**Set task:** From the entries provided below, copy each line that contains the word "функція".

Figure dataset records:
* * *
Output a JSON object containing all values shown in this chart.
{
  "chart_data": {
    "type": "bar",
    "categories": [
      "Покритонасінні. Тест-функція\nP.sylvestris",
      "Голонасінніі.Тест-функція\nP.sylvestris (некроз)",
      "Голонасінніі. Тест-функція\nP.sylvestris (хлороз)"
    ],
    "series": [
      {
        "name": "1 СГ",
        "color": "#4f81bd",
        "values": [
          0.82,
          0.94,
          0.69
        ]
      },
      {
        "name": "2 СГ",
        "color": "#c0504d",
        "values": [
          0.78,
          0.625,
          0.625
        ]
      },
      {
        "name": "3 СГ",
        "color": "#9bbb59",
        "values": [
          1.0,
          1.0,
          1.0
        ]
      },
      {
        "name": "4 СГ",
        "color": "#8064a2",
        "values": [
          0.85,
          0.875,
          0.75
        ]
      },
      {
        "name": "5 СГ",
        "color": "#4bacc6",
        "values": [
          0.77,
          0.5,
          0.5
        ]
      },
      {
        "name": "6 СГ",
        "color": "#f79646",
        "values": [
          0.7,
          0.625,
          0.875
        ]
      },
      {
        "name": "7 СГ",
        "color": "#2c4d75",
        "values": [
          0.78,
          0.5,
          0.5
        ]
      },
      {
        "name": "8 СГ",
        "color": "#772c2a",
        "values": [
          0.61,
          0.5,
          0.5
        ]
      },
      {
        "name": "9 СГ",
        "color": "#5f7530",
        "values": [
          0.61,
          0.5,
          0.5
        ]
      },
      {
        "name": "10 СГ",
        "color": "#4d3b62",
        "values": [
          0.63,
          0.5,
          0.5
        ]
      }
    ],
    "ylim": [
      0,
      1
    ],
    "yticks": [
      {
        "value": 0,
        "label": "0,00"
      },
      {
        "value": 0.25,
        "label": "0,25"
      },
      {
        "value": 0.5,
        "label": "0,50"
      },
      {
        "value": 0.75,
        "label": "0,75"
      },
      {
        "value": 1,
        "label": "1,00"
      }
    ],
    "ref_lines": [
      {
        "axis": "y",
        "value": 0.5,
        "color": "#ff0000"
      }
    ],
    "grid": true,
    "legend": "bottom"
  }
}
* * *
**Response:**
      "Покритонасінні. Тест-функція\nP.sylvestris",
      "Голонасінніі.Тест-функція\nP.sylvestris (некроз)",
      "Голонасінніі. Тест-функція\nP.sylvestris (хлороз)"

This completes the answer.